» Instructions for the task: Every line below that holds the string "Cross" should be copied out.

(Records from a collection of figures)
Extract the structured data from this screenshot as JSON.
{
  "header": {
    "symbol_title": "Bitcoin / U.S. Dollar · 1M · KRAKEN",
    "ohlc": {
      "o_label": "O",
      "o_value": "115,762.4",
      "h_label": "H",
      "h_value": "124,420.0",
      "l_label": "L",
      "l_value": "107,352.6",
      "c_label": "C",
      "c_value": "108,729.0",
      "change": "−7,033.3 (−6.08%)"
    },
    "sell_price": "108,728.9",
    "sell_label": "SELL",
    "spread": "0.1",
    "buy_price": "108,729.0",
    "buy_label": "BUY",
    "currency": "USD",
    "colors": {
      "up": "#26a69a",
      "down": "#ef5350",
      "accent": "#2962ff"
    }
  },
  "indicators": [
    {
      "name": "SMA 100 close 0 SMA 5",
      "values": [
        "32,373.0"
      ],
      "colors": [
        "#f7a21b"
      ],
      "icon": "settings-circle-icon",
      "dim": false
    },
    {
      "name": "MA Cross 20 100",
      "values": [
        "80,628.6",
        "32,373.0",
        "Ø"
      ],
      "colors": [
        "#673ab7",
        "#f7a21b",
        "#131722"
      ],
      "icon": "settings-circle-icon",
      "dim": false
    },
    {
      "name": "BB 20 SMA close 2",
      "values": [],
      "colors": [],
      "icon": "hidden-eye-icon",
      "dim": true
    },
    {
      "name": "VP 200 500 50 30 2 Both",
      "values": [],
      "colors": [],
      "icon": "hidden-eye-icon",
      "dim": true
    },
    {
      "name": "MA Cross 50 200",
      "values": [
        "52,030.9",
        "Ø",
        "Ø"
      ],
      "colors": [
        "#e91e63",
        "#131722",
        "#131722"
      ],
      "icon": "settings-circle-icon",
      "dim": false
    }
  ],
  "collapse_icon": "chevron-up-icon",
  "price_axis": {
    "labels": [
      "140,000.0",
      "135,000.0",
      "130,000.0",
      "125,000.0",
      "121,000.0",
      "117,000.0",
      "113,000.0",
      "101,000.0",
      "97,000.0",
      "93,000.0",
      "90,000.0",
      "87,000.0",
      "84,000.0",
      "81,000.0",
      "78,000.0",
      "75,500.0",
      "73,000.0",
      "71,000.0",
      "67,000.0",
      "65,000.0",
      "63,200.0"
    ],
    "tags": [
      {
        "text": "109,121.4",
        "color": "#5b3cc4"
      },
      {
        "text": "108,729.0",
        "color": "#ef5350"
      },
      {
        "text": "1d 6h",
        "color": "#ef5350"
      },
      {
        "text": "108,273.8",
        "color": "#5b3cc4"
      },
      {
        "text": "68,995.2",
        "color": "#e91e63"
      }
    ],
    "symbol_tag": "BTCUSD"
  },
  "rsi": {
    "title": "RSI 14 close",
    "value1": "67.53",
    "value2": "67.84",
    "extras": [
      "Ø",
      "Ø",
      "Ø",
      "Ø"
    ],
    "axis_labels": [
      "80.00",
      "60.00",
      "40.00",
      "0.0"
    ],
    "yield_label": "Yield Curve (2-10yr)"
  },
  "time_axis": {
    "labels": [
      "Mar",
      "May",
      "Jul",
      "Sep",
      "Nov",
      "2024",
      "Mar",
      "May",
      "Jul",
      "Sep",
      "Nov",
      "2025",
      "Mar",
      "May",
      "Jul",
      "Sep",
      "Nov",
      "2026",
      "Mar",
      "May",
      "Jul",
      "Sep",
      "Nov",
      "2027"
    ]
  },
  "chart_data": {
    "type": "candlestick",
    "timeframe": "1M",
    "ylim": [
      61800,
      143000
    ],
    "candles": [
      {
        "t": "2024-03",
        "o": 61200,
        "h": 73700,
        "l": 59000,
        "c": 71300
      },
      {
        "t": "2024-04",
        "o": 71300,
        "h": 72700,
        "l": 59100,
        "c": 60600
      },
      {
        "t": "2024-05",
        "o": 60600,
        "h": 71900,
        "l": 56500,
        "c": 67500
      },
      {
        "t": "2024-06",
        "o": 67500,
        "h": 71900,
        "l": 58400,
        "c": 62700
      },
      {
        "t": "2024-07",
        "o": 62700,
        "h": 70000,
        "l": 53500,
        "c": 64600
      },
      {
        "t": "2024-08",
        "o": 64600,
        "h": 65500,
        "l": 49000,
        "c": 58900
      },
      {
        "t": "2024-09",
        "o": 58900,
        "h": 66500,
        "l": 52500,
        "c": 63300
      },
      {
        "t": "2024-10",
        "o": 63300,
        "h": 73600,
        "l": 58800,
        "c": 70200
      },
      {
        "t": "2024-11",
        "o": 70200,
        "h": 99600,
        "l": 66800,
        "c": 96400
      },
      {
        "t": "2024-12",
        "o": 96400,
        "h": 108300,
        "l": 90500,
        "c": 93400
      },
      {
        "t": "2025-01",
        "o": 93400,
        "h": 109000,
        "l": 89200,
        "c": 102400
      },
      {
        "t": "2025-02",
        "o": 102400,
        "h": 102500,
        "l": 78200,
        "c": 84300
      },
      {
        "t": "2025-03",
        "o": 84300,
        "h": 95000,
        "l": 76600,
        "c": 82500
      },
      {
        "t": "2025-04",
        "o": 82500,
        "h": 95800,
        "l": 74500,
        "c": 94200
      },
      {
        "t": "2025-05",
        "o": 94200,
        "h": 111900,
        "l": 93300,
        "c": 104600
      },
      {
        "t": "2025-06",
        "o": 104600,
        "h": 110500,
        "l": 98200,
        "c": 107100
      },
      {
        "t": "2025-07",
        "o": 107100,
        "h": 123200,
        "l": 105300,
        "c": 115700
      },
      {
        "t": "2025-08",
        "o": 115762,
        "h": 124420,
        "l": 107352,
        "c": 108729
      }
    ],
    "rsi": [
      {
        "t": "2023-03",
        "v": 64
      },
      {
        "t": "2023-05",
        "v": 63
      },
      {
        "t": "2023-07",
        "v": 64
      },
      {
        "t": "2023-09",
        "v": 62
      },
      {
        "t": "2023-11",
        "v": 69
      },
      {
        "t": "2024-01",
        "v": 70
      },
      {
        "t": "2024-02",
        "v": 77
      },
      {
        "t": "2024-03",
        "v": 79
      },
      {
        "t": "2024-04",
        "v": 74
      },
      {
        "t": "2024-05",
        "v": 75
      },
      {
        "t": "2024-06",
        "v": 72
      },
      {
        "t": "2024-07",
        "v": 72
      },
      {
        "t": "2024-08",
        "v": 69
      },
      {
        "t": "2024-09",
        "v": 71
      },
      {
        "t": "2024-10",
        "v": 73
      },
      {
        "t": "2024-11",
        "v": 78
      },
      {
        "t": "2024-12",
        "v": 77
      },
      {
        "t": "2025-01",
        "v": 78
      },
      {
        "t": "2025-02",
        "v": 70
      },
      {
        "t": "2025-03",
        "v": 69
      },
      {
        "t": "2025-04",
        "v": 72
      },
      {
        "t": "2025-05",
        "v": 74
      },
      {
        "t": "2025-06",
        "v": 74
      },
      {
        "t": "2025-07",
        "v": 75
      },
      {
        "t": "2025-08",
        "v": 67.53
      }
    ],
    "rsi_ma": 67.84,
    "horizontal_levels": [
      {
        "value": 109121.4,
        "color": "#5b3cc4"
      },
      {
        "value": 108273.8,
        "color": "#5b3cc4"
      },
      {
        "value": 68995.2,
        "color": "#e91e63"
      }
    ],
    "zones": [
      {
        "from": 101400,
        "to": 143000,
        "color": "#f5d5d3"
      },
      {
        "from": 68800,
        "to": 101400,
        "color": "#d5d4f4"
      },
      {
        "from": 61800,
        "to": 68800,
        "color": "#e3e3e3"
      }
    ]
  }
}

» Task answer:
      "name": "MA Cross 20 100",
      "name": "MA Cross 50 200",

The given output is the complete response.